== Exercise prompt ==
Seek out every line containing the word "porque", and copy each.

Data entries:

--- START ---

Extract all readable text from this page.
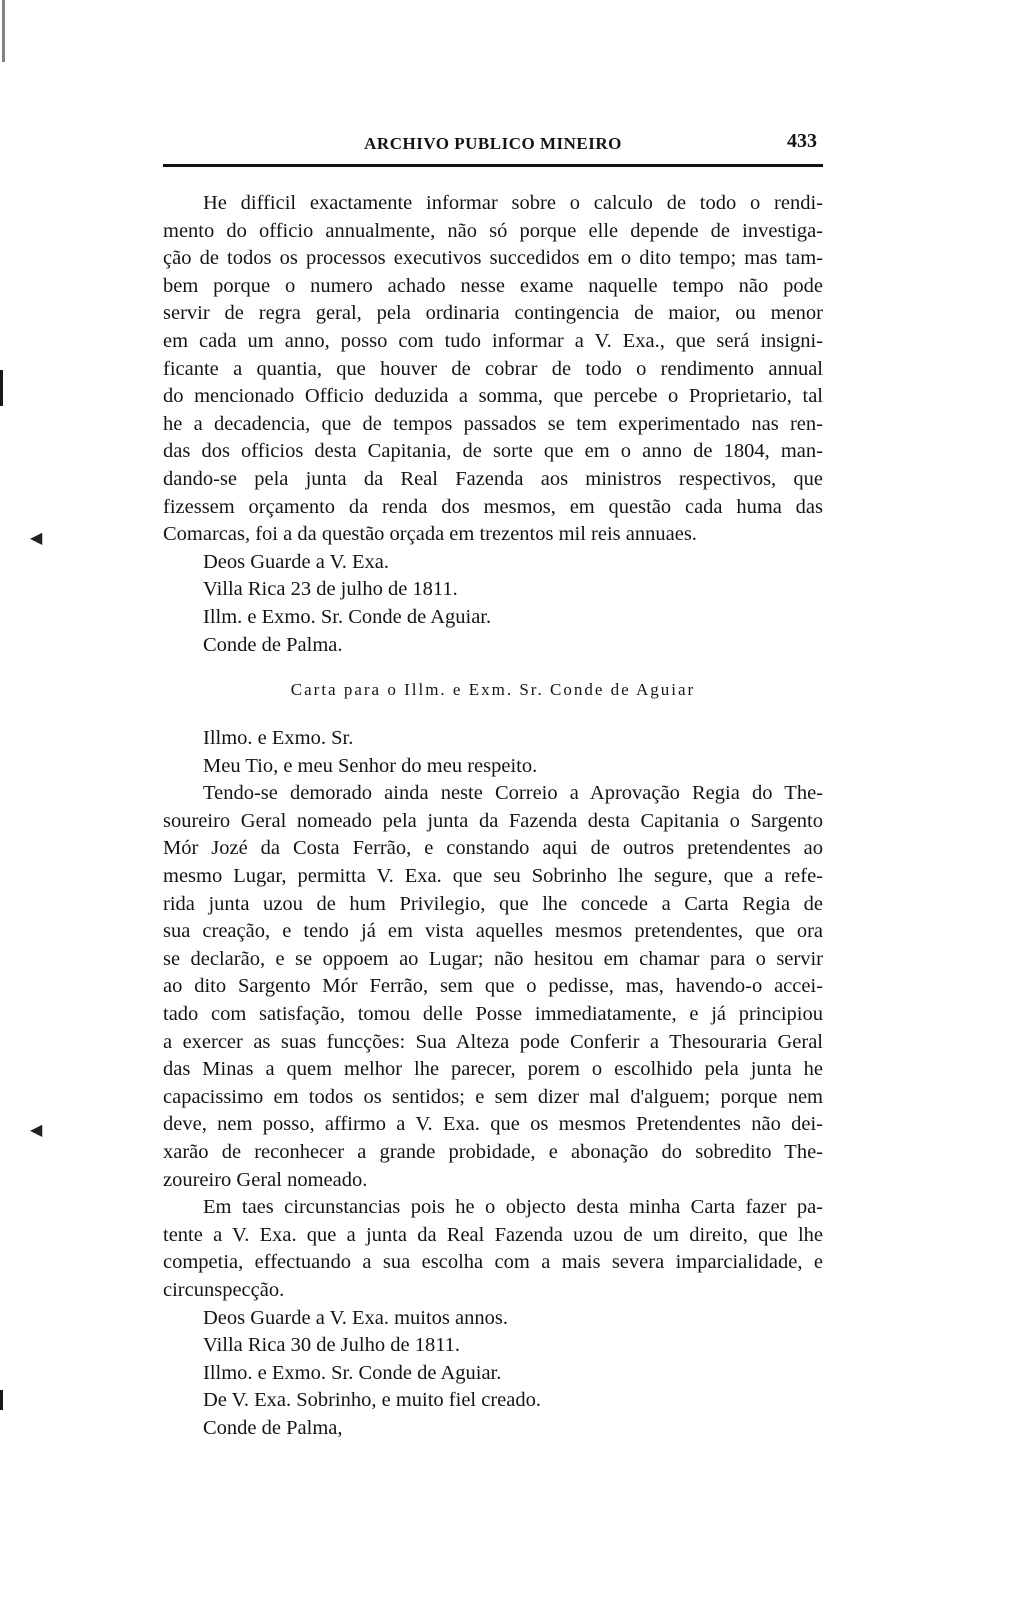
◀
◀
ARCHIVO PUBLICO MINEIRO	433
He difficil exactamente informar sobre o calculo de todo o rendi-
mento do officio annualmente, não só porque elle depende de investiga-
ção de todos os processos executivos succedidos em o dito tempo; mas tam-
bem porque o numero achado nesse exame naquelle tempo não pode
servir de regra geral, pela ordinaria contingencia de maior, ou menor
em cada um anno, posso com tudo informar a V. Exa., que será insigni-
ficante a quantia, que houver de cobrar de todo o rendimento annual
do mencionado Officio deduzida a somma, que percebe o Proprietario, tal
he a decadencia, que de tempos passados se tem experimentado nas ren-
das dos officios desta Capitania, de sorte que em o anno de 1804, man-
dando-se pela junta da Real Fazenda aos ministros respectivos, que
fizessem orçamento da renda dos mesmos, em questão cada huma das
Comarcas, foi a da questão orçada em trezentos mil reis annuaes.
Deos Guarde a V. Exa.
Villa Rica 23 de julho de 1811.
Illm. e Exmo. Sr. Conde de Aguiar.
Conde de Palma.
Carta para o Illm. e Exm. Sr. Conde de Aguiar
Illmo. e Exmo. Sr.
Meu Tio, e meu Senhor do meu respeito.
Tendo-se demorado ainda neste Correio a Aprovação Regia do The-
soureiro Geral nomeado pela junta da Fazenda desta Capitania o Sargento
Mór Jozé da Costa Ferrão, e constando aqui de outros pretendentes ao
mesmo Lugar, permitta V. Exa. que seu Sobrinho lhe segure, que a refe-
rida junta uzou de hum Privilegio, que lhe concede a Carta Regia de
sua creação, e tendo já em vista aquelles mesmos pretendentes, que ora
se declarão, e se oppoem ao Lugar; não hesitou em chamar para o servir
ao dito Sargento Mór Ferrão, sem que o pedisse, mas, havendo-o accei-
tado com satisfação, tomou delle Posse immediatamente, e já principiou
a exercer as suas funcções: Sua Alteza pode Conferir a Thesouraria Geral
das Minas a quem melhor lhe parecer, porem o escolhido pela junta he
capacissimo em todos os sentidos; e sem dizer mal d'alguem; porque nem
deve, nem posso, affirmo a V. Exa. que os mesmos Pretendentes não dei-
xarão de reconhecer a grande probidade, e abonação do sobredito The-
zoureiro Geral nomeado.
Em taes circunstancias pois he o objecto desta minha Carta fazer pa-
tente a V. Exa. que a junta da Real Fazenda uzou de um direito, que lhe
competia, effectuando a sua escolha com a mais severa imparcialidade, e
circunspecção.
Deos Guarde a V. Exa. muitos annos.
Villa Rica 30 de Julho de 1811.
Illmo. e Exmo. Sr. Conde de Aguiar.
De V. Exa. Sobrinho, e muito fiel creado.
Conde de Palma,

--- END ---
--- START ---

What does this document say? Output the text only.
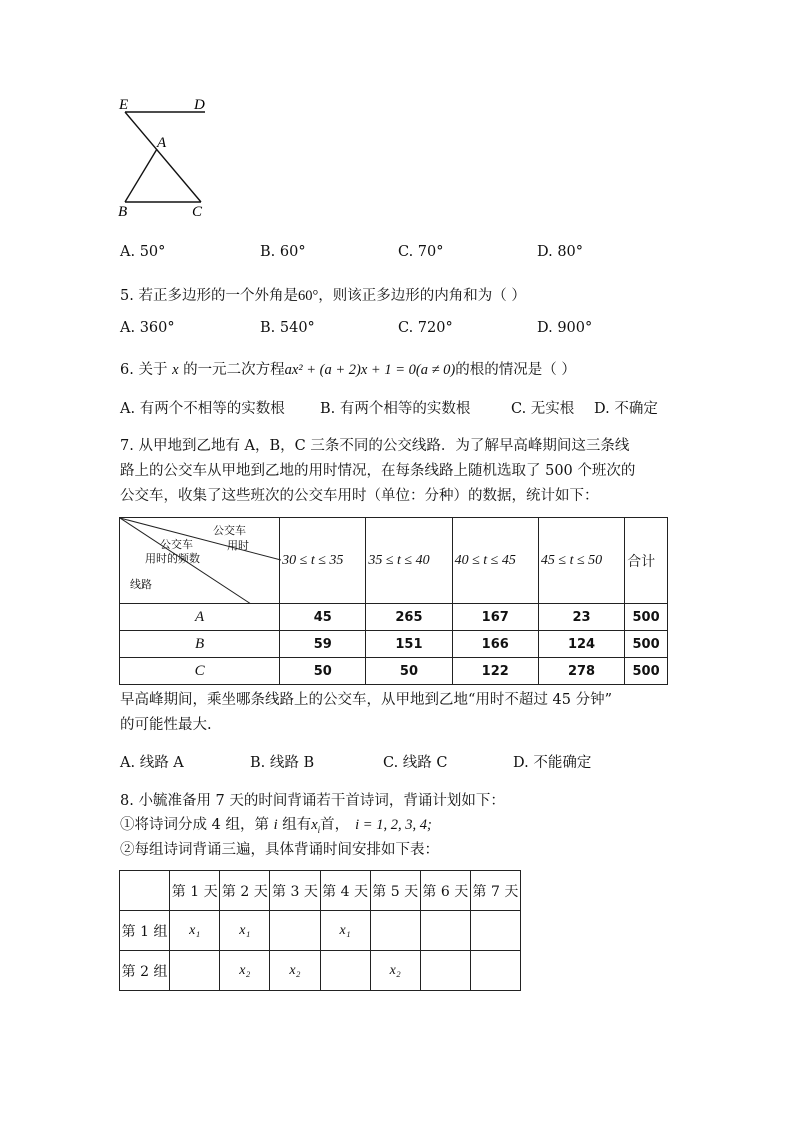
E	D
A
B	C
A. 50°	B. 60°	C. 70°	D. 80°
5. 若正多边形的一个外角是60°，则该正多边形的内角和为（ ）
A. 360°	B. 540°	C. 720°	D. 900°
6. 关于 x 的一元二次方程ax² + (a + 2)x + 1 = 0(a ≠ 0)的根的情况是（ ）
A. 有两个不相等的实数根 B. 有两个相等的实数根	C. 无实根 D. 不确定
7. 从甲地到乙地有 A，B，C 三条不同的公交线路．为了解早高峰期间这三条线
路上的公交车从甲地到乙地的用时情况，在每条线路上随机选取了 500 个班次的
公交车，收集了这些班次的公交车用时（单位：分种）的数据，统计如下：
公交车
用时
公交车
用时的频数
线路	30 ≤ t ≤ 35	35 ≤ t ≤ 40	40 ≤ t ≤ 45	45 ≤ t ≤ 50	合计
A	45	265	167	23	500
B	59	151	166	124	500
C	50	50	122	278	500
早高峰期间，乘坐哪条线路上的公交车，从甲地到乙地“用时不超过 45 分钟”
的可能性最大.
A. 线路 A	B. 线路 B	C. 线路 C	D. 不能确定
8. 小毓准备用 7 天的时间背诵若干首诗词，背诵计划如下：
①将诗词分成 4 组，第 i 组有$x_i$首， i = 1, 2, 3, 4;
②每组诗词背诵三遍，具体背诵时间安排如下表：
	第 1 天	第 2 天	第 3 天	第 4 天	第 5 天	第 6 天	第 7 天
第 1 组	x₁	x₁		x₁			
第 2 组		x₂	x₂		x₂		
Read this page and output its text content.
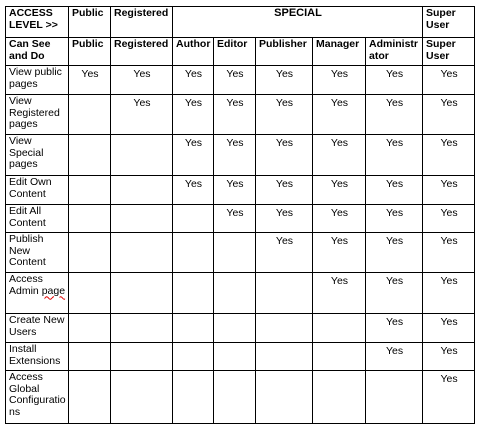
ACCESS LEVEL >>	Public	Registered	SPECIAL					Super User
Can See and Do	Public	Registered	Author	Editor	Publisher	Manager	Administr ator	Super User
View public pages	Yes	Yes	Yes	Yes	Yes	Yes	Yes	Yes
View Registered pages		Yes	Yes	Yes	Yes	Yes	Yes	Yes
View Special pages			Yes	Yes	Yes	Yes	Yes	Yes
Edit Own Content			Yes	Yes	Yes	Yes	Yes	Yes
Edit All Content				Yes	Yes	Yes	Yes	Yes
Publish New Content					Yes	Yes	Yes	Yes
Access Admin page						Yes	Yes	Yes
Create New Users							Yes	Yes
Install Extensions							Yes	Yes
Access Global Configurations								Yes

--- END ---

== Exercise response ==
mento do officio annualmente, não só porque elle depende de investiga-
bem porque o numero achado nesse exame naquelle tempo não pode
capacissimo em todos os sentidos; e sem dizer mal d'alguem; porque nem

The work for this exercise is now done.